# REQUIRED WORK
Will you quote all of the entries, word for word?

==============================

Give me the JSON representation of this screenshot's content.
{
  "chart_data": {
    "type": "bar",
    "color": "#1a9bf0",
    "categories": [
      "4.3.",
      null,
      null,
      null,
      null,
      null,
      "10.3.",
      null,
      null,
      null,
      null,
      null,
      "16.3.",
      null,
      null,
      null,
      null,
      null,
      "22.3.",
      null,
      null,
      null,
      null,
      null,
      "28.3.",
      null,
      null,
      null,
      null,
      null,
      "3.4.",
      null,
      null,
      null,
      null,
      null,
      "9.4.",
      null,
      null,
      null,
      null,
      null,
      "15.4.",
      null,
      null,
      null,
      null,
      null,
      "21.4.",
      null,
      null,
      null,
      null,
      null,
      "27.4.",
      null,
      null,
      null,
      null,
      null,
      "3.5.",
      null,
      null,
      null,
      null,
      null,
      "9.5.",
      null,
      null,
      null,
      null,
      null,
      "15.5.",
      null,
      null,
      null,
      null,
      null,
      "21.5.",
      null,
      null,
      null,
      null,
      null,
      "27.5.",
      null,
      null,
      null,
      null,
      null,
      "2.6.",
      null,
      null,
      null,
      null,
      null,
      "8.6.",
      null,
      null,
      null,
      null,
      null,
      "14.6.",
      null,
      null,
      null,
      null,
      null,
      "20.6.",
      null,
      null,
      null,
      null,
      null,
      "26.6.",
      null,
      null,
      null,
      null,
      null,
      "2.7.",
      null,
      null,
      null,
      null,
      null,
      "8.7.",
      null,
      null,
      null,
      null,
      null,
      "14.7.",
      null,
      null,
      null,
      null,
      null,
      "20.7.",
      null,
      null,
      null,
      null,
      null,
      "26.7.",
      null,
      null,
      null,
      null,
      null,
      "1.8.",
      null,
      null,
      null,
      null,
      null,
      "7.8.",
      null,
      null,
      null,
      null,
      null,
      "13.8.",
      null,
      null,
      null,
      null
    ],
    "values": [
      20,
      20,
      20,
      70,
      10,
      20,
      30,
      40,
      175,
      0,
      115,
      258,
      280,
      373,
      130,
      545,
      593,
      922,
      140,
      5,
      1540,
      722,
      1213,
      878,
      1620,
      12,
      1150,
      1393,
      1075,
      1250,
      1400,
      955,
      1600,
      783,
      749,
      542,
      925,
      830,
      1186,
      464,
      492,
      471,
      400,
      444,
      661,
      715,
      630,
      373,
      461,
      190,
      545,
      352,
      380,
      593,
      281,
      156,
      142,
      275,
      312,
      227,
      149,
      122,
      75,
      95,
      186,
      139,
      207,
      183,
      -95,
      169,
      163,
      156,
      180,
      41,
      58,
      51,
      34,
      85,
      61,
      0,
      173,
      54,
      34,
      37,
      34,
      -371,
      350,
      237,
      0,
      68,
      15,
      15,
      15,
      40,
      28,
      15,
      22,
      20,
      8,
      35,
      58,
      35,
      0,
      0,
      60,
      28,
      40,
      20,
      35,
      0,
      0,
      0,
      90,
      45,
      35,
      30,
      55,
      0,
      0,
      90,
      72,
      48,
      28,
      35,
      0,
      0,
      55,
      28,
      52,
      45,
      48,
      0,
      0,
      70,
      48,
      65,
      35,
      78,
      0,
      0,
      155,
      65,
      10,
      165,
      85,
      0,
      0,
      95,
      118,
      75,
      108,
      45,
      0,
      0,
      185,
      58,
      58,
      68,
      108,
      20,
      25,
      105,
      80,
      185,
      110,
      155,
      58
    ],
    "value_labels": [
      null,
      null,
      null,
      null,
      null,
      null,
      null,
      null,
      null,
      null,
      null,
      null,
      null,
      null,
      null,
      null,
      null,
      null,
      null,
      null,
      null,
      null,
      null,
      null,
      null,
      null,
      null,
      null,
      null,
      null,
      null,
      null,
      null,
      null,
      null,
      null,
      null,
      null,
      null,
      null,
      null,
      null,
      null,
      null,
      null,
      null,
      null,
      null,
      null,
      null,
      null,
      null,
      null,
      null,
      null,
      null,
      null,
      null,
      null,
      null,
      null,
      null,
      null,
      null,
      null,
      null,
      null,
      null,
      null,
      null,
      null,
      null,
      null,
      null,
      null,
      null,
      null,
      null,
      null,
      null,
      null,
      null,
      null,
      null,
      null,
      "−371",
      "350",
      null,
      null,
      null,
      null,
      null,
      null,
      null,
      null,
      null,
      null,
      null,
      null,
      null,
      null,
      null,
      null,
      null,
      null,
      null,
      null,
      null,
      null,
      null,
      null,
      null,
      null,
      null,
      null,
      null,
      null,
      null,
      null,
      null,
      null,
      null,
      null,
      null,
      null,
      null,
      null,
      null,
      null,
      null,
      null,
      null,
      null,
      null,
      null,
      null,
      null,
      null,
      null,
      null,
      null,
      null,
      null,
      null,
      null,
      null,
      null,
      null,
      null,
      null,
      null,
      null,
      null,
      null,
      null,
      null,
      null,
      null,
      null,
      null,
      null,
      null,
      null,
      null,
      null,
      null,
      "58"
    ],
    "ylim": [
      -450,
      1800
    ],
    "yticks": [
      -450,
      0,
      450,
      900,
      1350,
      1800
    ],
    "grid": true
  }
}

==============================

# TASK SOLUTION
Give me the JSON representation of this screenshot's content.
{
  "chart_data": {
    "type": "bar",
    "color": "#1a9bf0",
    "categories": [
      "4.3.",
      null,
      null,
      null,
      null,
      null,
      "10.3.",
      null,
      null,
      null,
      null,
      null,
      "16.3.",
      null,
      null,
      null,
      null,
      null,
      "22.3.",
      null,
      null,
      null,
      null,
      null,
      "28.3.",
      null,
      null,
      null,
      null,
      null,
      "3.4.",
      null,
      null,
      null,
      null,
      null,
      "9.4.",
      null,
      null,
      null,
      null,
      null,
      "15.4.",
      null,
      null,
      null,
      null,
      null,
      "21.4.",
      null,
      null,
      null,
      null,
      null,
      "27.4.",
      null,
      null,
      null,
      null,
      null,
      "3.5.",
      null,
      null,
      null,
      null,
      null,
      "9.5.",
      null,
      null,
      null,
      null,
      null,
      "15.5.",
      null,
      null,
      null,
      null,
      null,
      "21.5.",
      null,
      null,
      null,
      null,
      null,
      "27.5.",
      null,
      null,
      null,
      null,
      null,
      "2.6.",
      null,
      null,
      null,
      null,
      null,
      "8.6.",
      null,
      null,
      null,
      null,
      null,
      "14.6.",
      null,
      null,
      null,
      null,
      null,
      "20.6.",
      null,
      null,
      null,
      null,
      null,
      "26.6.",
      null,
      null,
      null,
      null,
      null,
      "2.7.",
      null,
      null,
      null,
      null,
      null,
      "8.7.",
      null,
      null,
      null,
      null,
      null,
      "14.7.",
      null,
      null,
      null,
      null,
      null,
      "20.7.",
      null,
      null,
      null,
      null,
      null,
      "26.7.",
      null,
      null,
      null,
      null,
      null,
      "1.8.",
      null,
      null,
      null,
      null,
      null,
      "7.8.",
      null,
      null,
      null,
      null,
      null,
      "13.8.",
      null,
      null,
      null,
      null
    ],
    "values": [
      20,
      20,
      20,
      70,
      10,
      20,
      30,
      40,
      175,
      0,
      115,
      258,
      280,
      373,
      130,
      545,
      593,
      922,
      140,
      5,
      1540,
      722,
      1213,
      878,
      1620,
      12,
      1150,
      1393,
      1075,
      1250,
      1400,
      955,
      1600,
      783,
      749,
      542,
      925,
      830,
      1186,
      464,
      492,
      471,
      400,
      444,
      661,
      715,
      630,
      373,
      461,
      190,
      545,
      352,
      380,
      593,
      281,
      156,
      142,
      275,
      312,
      227,
      149,
      122,
      75,
      95,
      186,
      139,
      207,
      183,
      -95,
      169,
      163,
      156,
      180,
      41,
      58,
      51,
      34,
      85,
      61,
      0,
      173,
      54,
      34,
      37,
      34,
      -371,
      350,
      237,
      0,
      68,
      15,
      15,
      15,
      40,
      28,
      15,
      22,
      20,
      8,
      35,
      58,
      35,
      0,
      0,
      60,
      28,
      40,
      20,
      35,
      0,
      0,
      0,
      90,
      45,
      35,
      30,
      55,
      0,
      0,
      90,
      72,
      48,
      28,
      35,
      0,
      0,
      55,
      28,
      52,
      45,
      48,
      0,
      0,
      70,
      48,
      65,
      35,
      78,
      0,
      0,
      155,
      65,
      10,
      165,
      85,
      0,
      0,
      95,
      118,
      75,
      108,
      45,
      0,
      0,
      185,
      58,
      58,
      68,
      108,
      20,
      25,
      105,
      80,
      185,
      110,
      155,
      58
    ],
    "value_labels": [
      null,
      null,
      null,
      null,
      null,
      null,
      null,
      null,
      null,
      null,
      null,
      null,
      null,
      null,
      null,
      null,
      null,
      null,
      null,
      null,
      null,
      null,
      null,
      null,
      null,
      null,
      null,
      null,
      null,
      null,
      null,
      null,
      null,
      null,
      null,
      null,
      null,
      null,
      null,
      null,
      null,
      null,
      null,
      null,
      null,
      null,
      null,
      null,
      null,
      null,
      null,
      null,
      null,
      null,
      null,
      null,
      null,
      null,
      null,
      null,
      null,
      null,
      null,
      null,
      null,
      null,
      null,
      null,
      null,
      null,
      null,
      null,
      null,
      null,
      null,
      null,
      null,
      null,
      null,
      null,
      null,
      null,
      null,
      null,
      null,
      "−371",
      "350",
      null,
      null,
      null,
      null,
      null,
      null,
      null,
      null,
      null,
      null,
      null,
      null,
      null,
      null,
      null,
      null,
      null,
      null,
      null,
      null,
      null,
      null,
      null,
      null,
      null,
      null,
      null,
      null,
      null,
      null,
      null,
      null,
      null,
      null,
      null,
      null,
      null,
      null,
      null,
      null,
      null,
      null,
      null,
      null,
      null,
      null,
      null,
      null,
      null,
      null,
      null,
      null,
      null,
      null,
      null,
      null,
      null,
      null,
      null,
      null,
      null,
      null,
      null,
      null,
      null,
      null,
      null,
      null,
      null,
      null,
      null,
      null,
      null,
      null,
      null,
      null,
      null,
      null,
      null,
      "58"
    ],
    "ylim": [
      -450,
      1800
    ],
    "yticks": [
      -450,
      0,
      450,
      900,
      1350,
      1800
    ],
    "grid": true
  }
}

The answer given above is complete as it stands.